__TEXT__

┏━━

Resolves: https://issues.redhat.com/browse/RHEL-28819
Signed-off-by: Boris Fiuczynski <fiuczy@linux.ibm.com>
---
src/qemu/qemu_domain.c | 8 +++
src/qemu/qemu_domain.h | 2 +
src/qemu/qemu_driver.c | 18 ++++++
src/qemu/qemu_process.c | 124 ++++++++++++++++++++++++++++++++++++++--
src/qemu/qemu_process.h | 1 +
5 files changed, 148 insertions(+), 5 deletions(-)
diff --git a/src/qemu/qemu_domain.c b/src/qemu/qemu_domain.c
index 2134b11038..8147ff02fd 100644
--- a/src/qemu/qemu_domain.c
+++ b/src/qemu/qemu_domain.c
@@ -1889,6 +1889,11 @@ qemuDomainObjPrivateFree(void *data)
virChrdevFree(priv->devs);
+ if (priv->pidMonitored >= 0) {
+ virEventRemoveHandle(priv->pidMonitored);
+ priv->pidMonitored = -1;
+ }
+
/* This should never be non-NULL if we get here, but just in case... */
if (priv->mon) {
VIR_ERROR(_("Unexpected QEMU monitor still active during domain deletion"));
@@ -1934,6 +1939,8 @@ qemuDomainObjPrivateAlloc(void *opaque)
priv->blockjobs = virHashNew(virObjectUnref);
priv->fds = virHashNew(g_object_unref);
+ priv->pidMonitored = -1;
+
/* agent commands block by default, user can choose different behavior */
priv->agentTimeout = VIR_DOMAIN_AGENT_RESPONSE_TIMEOUT_BLOCK;
priv->migMaxBandwidth = QEMU_DOMAIN_MIG_BANDWIDTH_MAX;
@@ -11680,6 +11687,7 @@ qemuProcessEventFree(struct qemuProcessEvent *event)
case QEMU_PROCESS_EVENT_RESET:
case QEMU_PROCESS_EVENT_NBDKIT_EXITED:
case QEMU_PROCESS_EVENT_MONITOR_EOF:
+ case QEMU_PROCESS_EVENT_SHUTDOWN_COMPLETED:
case QEMU_PROCESS_EVENT_LAST:
break;
}
diff --git a/src/qemu/qemu_domain.h b/src/qemu/qemu_domain.h
index d777559119..a5092dd7f0 100644
--- a/src/qemu/qemu_domain.h
+++ b/src/qemu/qemu_domain.h
@@ -119,6 +119,7 @@ struct _qemuDomainObjPrivate {
bool beingDestroyed;
char *pidfile;
+ int pidMonitored;
virDomainPCIAddressSet *pciaddrs;
virDomainUSBAddressSet *usbaddrs;
@@ -469,6 +470,7 @@ typedef enum {
QEMU_PROCESS_EVENT_UNATTENDED_MIGRATION,
QEMU_PROCESS_EVENT_RESET,
QEMU_PROCESS_EVENT_NBDKIT_EXITED,
+ QEMU_PROCESS_EVENT_SHUTDOWN_COMPLETED,
QEMU_PROCESS_EVENT_LAST
} qemuProcessEventType;
diff --git a/src/qemu/qemu_driver.c b/src/qemu/qemu_driver.c
index 9f3013e231..6b1e4084f6 100644
--- a/src/qemu/qemu_driver.c
+++ b/src/qemu/qemu_driver.c
@@ -4041,6 +4041,21 @@ processNbdkitExitedEvent(virDomainObj *vm,
}
+static void
+processShutdownCompletedEvent(virQEMUDriver *driver,
+ virDomainObj *vm)

┗━━

__DATASET ENTRIES__

┏━━

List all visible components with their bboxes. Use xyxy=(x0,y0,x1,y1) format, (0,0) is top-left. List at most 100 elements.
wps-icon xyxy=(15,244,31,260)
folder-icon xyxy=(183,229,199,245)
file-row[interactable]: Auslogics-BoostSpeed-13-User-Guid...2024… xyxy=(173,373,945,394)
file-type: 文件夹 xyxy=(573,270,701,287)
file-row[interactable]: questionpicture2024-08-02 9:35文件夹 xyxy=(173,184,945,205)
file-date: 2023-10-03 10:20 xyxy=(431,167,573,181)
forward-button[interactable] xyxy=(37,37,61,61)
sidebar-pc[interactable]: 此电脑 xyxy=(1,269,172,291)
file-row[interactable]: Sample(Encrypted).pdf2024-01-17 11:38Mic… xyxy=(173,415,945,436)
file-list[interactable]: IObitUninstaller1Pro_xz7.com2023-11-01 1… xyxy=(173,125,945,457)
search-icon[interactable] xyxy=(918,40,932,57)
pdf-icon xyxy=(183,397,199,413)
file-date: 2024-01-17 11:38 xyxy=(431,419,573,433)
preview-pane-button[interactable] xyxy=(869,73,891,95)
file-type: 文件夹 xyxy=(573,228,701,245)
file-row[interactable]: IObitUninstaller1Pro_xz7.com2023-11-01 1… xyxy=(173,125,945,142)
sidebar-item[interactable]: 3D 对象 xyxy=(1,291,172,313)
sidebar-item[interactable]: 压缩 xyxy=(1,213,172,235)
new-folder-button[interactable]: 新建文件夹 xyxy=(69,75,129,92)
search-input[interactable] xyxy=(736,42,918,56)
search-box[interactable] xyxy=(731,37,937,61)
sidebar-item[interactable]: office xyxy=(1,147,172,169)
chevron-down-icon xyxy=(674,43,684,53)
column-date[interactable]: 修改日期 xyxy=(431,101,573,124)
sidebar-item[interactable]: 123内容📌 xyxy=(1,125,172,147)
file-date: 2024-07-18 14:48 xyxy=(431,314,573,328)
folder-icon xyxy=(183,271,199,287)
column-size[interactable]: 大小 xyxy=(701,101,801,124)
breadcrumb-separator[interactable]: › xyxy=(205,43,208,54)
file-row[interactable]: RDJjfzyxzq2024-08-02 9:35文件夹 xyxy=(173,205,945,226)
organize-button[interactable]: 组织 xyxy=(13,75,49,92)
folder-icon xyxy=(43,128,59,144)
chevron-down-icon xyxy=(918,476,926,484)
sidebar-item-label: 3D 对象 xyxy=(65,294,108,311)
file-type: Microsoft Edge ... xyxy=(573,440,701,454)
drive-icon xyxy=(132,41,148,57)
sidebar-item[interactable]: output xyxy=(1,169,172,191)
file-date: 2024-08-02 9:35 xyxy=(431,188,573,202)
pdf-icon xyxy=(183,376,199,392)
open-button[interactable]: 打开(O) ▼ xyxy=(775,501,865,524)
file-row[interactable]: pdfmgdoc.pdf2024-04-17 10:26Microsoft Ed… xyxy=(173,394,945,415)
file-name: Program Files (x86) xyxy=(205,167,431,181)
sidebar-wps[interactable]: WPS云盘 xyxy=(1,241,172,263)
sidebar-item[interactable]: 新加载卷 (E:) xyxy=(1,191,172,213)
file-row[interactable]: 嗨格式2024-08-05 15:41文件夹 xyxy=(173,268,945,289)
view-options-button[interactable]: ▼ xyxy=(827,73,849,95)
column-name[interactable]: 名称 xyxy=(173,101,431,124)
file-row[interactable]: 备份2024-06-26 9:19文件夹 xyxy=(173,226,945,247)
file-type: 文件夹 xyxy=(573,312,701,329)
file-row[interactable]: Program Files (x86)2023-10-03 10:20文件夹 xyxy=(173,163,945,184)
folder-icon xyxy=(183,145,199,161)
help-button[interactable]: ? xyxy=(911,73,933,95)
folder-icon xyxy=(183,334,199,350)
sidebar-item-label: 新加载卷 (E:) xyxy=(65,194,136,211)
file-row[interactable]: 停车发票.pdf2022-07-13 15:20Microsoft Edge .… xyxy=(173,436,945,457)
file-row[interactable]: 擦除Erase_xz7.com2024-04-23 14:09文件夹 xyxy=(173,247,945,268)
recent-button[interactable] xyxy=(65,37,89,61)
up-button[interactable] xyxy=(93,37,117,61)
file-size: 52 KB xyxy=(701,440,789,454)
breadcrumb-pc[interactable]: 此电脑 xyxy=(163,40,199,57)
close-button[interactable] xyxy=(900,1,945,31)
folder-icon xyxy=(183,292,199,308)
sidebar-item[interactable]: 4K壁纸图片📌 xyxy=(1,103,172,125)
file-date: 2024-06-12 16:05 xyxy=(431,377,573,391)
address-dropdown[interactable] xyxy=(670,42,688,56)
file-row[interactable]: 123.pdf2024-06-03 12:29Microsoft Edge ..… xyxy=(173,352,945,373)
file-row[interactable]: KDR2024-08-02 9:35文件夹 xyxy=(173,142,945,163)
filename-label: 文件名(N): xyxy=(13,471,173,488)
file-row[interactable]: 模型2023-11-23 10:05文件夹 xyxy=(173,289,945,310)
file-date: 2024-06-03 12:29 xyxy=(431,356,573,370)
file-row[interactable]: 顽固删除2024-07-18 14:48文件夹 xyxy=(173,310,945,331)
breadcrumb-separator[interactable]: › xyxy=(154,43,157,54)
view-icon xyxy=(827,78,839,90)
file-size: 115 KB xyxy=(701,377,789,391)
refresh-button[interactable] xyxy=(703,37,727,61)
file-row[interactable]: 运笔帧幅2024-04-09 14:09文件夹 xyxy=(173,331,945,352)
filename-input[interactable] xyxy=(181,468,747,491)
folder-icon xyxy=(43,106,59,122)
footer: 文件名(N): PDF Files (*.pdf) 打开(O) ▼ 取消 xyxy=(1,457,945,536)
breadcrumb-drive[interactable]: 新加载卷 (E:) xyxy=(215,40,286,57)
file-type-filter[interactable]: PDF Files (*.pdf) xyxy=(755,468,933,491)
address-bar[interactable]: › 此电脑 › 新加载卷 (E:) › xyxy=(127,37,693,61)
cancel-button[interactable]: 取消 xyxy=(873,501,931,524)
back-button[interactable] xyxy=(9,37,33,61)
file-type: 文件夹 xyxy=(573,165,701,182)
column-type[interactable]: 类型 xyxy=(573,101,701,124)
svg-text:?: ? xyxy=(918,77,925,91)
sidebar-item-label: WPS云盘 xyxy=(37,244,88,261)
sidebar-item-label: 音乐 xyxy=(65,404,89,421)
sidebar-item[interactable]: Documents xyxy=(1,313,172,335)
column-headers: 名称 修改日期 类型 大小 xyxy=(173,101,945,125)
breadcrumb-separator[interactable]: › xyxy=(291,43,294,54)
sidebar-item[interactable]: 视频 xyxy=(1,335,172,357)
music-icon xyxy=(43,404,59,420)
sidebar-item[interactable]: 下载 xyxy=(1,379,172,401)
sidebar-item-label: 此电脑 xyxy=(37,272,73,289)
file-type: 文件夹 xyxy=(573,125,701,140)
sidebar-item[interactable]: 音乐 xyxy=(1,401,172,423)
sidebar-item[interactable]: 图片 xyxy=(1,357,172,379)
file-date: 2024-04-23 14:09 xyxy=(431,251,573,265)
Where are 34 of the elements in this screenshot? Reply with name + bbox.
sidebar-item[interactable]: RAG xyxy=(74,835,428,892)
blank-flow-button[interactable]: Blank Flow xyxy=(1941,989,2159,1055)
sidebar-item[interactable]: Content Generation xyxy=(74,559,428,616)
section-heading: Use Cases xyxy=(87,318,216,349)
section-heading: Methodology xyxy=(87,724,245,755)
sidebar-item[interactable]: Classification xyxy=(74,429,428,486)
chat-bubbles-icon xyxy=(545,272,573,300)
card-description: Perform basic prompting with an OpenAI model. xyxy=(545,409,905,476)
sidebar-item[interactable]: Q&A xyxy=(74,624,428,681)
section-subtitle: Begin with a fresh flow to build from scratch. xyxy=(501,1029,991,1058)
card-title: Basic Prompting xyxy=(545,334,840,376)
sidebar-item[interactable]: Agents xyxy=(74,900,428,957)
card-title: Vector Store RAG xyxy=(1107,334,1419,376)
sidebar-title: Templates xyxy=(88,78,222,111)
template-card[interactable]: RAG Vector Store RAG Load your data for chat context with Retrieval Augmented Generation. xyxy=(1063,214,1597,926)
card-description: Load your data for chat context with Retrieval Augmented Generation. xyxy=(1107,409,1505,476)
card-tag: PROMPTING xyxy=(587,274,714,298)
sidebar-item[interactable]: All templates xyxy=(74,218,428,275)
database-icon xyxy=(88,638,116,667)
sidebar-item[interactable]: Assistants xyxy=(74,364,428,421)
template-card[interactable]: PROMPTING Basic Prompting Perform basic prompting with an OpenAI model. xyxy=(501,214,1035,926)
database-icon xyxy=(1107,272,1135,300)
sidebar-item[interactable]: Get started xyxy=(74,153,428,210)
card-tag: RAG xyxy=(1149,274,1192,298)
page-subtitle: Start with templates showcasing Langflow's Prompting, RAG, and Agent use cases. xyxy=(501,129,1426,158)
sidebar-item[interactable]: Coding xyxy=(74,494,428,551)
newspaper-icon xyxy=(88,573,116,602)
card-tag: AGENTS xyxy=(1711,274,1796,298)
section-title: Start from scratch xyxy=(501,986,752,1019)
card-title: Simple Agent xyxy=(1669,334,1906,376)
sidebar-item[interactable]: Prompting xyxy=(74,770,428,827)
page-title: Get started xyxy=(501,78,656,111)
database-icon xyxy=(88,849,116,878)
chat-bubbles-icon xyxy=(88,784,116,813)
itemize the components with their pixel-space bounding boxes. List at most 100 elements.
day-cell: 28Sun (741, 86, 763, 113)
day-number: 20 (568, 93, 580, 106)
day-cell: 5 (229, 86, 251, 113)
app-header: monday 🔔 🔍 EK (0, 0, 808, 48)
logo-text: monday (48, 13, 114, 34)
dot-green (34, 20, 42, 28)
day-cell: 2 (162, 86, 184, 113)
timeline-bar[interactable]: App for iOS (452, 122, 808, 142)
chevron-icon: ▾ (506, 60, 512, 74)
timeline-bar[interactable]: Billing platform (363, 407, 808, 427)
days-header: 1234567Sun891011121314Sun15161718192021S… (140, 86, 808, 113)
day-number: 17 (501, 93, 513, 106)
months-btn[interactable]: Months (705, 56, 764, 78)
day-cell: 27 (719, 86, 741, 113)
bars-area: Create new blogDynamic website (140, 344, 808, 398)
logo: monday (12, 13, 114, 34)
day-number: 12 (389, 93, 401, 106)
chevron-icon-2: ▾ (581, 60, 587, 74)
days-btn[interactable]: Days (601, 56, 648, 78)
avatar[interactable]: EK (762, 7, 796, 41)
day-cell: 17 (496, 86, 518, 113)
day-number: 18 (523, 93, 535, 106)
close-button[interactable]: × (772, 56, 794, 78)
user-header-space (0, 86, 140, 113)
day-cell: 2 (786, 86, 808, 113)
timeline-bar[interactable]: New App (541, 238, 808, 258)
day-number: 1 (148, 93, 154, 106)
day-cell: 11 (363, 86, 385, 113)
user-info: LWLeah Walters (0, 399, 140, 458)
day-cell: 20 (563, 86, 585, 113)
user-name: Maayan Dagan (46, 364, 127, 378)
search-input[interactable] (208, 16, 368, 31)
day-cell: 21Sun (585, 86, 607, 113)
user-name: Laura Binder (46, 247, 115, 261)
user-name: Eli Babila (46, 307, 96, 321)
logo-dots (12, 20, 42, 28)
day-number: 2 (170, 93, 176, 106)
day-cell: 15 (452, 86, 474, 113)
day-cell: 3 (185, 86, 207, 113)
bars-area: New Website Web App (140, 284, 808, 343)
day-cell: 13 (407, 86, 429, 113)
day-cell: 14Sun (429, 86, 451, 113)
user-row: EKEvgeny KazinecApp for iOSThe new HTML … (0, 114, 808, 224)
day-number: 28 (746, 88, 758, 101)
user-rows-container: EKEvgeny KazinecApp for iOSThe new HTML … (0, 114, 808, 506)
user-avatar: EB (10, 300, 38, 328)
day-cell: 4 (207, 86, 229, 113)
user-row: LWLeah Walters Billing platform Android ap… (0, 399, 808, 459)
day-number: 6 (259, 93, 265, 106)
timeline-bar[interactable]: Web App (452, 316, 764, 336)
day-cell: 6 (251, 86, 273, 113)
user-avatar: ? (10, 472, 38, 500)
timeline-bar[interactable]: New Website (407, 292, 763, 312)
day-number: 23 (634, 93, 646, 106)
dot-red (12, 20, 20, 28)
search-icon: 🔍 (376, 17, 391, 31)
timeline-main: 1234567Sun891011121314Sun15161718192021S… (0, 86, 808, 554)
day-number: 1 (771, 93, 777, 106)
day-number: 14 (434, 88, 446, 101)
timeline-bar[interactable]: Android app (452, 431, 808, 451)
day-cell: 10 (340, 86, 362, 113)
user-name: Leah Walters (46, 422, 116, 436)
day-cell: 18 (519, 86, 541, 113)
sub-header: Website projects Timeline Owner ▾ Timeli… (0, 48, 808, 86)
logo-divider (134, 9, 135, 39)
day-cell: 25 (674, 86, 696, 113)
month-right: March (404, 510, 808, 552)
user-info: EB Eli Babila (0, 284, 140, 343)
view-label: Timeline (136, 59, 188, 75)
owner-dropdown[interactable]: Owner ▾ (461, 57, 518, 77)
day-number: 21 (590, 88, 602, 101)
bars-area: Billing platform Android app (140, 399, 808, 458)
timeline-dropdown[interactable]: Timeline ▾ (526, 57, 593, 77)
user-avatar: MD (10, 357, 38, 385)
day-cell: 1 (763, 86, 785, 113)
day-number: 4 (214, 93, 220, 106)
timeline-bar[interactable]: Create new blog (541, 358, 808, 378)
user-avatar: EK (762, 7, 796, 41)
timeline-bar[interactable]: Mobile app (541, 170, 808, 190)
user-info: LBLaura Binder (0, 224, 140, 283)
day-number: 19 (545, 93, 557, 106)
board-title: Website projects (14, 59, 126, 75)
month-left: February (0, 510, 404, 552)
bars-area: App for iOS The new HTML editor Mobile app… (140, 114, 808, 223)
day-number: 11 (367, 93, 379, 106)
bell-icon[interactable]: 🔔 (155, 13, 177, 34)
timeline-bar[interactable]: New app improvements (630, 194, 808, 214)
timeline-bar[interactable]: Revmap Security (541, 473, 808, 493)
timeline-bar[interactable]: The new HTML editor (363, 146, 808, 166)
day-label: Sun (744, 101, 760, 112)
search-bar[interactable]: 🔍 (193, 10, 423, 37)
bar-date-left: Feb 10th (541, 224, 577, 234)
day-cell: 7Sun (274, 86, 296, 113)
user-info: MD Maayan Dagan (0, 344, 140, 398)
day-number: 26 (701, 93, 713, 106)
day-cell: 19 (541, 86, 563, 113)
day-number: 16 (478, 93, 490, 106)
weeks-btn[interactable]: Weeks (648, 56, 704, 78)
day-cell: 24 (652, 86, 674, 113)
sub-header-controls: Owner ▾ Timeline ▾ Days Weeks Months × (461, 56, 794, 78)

┗━━

__GOAL A__
Quote the patch word for word, everything from "virChrdevFree(priv->devs);" down to "-1934,6 +1939,8 @@ qemuDomainObjPrivateAlloc(void *opaque)".
__GOAL B__
According to the summary line in the patch, how many files were changed?
The listing has no connection to the patch.

__REPLY A__
virChrdevFree(priv->devs);
+ if (priv->pidMonitored >= 0) {
+ virEventRemoveHandle(priv->pidMonitored);
+ priv->pidMonitored = -1;
+ }
+
/* This should never be non-NULL if we get here, but just in case... */
if (priv->mon) {
VIR_ERROR(_("Unexpected QEMU monitor still active during domain deletion"));
@@ -1934,6 +1939,8 @@ qemuDomainObjPrivateAlloc(void *opaque)

__REPLY B__
Five files.